TO DO –
Return all of the entries exactly as written.

ITEMS –

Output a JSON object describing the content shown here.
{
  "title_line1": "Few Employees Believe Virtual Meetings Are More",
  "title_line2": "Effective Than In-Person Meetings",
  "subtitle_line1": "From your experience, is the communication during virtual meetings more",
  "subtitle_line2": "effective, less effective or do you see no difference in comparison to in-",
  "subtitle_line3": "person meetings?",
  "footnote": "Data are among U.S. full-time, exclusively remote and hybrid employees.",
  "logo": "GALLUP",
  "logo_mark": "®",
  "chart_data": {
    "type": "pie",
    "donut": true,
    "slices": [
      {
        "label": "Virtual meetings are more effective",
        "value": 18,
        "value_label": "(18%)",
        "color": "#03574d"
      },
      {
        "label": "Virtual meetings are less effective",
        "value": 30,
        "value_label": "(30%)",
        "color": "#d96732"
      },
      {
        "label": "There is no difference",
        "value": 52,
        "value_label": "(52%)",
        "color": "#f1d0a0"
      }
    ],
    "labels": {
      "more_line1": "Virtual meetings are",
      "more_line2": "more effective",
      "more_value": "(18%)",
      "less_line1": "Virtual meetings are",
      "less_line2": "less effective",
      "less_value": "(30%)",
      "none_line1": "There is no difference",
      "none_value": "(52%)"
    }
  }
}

RESULT FOR THIS TASK –
Output a JSON object describing the content shown here.
{
  "title_line1": "Few Employees Believe Virtual Meetings Are More",
  "title_line2": "Effective Than In-Person Meetings",
  "subtitle_line1": "From your experience, is the communication during virtual meetings more",
  "subtitle_line2": "effective, less effective or do you see no difference in comparison to in-",
  "subtitle_line3": "person meetings?",
  "footnote": "Data are among U.S. full-time, exclusively remote and hybrid employees.",
  "logo": "GALLUP",
  "logo_mark": "®",
  "chart_data": {
    "type": "pie",
    "donut": true,
    "slices": [
      {
        "label": "Virtual meetings are more effective",
        "value": 18,
        "value_label": "(18%)",
        "color": "#03574d"
      },
      {
        "label": "Virtual meetings are less effective",
        "value": 30,
        "value_label": "(30%)",
        "color": "#d96732"
      },
      {
        "label": "There is no difference",
        "value": 52,
        "value_label": "(52%)",
        "color": "#f1d0a0"
      }
    ],
    "labels": {
      "more_line1": "Virtual meetings are",
      "more_line2": "more effective",
      "more_value": "(18%)",
      "less_line1": "Virtual meetings are",
      "less_line2": "less effective",
      "less_value": "(30%)",
      "none_line1": "There is no difference",
      "none_value": "(52%)"
    }
  }
}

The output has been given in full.